- [Task goal] Reproduce all the entries exactly.

- [Materials provided]
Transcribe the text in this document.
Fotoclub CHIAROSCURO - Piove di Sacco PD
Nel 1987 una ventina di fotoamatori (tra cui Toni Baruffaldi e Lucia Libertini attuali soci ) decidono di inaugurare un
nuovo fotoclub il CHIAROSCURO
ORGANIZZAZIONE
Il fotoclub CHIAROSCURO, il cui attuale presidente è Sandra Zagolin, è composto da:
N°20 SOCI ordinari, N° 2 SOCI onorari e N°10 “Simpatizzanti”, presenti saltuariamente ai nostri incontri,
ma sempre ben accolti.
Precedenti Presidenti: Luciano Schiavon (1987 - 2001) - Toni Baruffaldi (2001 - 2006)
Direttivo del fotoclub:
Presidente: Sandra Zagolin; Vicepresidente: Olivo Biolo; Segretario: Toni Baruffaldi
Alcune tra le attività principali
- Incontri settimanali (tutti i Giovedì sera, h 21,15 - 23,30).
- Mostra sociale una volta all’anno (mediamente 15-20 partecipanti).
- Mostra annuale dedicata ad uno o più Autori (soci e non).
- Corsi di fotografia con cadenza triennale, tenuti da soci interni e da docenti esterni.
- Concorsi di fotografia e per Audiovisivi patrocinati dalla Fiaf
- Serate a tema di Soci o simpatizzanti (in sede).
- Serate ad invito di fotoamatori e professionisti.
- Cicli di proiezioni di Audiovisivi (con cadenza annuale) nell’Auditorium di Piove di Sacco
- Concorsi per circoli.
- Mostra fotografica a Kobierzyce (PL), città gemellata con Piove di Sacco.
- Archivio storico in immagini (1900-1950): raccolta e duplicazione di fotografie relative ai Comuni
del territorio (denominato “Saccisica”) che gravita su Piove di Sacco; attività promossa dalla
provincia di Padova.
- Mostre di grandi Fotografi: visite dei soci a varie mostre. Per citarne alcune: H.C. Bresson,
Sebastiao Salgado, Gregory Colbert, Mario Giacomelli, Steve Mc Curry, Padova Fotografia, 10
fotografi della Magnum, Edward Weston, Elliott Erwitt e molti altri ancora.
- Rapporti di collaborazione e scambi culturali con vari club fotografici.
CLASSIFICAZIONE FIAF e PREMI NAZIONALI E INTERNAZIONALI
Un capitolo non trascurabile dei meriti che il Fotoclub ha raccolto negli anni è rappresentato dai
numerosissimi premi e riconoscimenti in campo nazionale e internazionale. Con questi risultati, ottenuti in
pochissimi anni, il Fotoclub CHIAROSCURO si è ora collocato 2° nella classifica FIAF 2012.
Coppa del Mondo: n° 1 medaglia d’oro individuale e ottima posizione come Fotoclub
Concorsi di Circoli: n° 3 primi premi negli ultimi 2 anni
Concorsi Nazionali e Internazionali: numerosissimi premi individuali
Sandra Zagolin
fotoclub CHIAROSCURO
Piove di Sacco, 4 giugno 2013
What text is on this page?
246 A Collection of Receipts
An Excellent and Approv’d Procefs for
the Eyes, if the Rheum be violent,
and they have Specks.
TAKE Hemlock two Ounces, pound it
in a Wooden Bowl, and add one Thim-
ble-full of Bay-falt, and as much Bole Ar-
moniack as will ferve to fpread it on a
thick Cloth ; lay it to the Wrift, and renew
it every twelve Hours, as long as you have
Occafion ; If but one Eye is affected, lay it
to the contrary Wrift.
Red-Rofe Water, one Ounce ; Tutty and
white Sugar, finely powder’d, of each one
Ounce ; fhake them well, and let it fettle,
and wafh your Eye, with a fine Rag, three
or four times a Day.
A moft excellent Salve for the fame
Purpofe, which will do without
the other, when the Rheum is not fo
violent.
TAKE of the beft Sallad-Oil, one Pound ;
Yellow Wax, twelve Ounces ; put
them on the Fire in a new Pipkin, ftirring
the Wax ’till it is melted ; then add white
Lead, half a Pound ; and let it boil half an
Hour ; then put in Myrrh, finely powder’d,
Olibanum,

- [Worked answer]
Transcribe the text in this document.
Fotoclub CHIAROSCURO - Piove di Sacco PD
Nel 1987 una ventina di fotoamatori (tra cui Toni Baruffaldi e Lucia Libertini attuali soci ) decidono di inaugurare un
nuovo fotoclub il CHIAROSCURO
ORGANIZZAZIONE
Il fotoclub CHIAROSCURO, il cui attuale presidente è Sandra Zagolin, è composto da:
N°20 SOCI ordinari, N° 2 SOCI onorari e N°10 “Simpatizzanti”, presenti saltuariamente ai nostri incontri,
ma sempre ben accolti.
Precedenti Presidenti: Luciano Schiavon (1987 - 2001) - Toni Baruffaldi (2001 - 2006)
Direttivo del fotoclub:
Presidente: Sandra Zagolin; Vicepresidente: Olivo Biolo; Segretario: Toni Baruffaldi
Alcune tra le attività principali
- Incontri settimanali (tutti i Giovedì sera, h 21,15 - 23,30).
- Mostra sociale una volta all’anno (mediamente 15-20 partecipanti).
- Mostra annuale dedicata ad uno o più Autori (soci e non).
- Corsi di fotografia con cadenza triennale, tenuti da soci interni e da docenti esterni.
- Concorsi di fotografia e per Audiovisivi patrocinati dalla Fiaf
- Serate a tema di Soci o simpatizzanti (in sede).
- Serate ad invito di fotoamatori e professionisti.
- Cicli di proiezioni di Audiovisivi (con cadenza annuale) nell’Auditorium di Piove di Sacco
- Concorsi per circoli.
- Mostra fotografica a Kobierzyce (PL), città gemellata con Piove di Sacco.
- Archivio storico in immagini (1900-1950): raccolta e duplicazione di fotografie relative ai Comuni
del territorio (denominato “Saccisica”) che gravita su Piove di Sacco; attività promossa dalla
provincia di Padova.
- Mostre di grandi Fotografi: visite dei soci a varie mostre. Per citarne alcune: H.C. Bresson,
Sebastiao Salgado, Gregory Colbert, Mario Giacomelli, Steve Mc Curry, Padova Fotografia, 10
fotografi della Magnum, Edward Weston, Elliott Erwitt e molti altri ancora.
- Rapporti di collaborazione e scambi culturali con vari club fotografici.
CLASSIFICAZIONE FIAF e PREMI NAZIONALI E INTERNAZIONALI
Un capitolo non trascurabile dei meriti che il Fotoclub ha raccolto negli anni è rappresentato dai
numerosissimi premi e riconoscimenti in campo nazionale e internazionale. Con questi risultati, ottenuti in
pochissimi anni, il Fotoclub CHIAROSCURO si è ora collocato 2° nella classifica FIAF 2012.
Coppa del Mondo: n° 1 medaglia d’oro individuale e ottima posizione come Fotoclub
Concorsi di Circoli: n° 3 primi premi negli ultimi 2 anni
Concorsi Nazionali e Internazionali: numerosissimi premi individuali
Sandra Zagolin
fotoclub CHIAROSCURO
Piove di Sacco, 4 giugno 2013
What text is on this page?
246 A Collection of Receipts
An Excellent and Approv’d Procefs for
the Eyes, if the Rheum be violent,
and they have Specks.
TAKE Hemlock two Ounces, pound it
in a Wooden Bowl, and add one Thim-
ble-full of Bay-falt, and as much Bole Ar-
moniack as will ferve to fpread it on a
thick Cloth ; lay it to the Wrift, and renew
it every twelve Hours, as long as you have
Occafion ; If but one Eye is affected, lay it
to the contrary Wrift.
Red-Rofe Water, one Ounce ; Tutty and
white Sugar, finely powder’d, of each one
Ounce ; fhake them well, and let it fettle,
and wafh your Eye, with a fine Rag, three
or four times a Day.
A moft excellent Salve for the fame
Purpofe, which will do without
the other, when the Rheum is not fo
violent.
TAKE of the beft Sallad-Oil, one Pound ;
Yellow Wax, twelve Ounces ; put
them on the Fire in a new Pipkin, ftirring
the Wax ’till it is melted ; then add white
Lead, half a Pound ; and let it boil half an
Hour ; then put in Myrrh, finely powder’d,
Olibanum,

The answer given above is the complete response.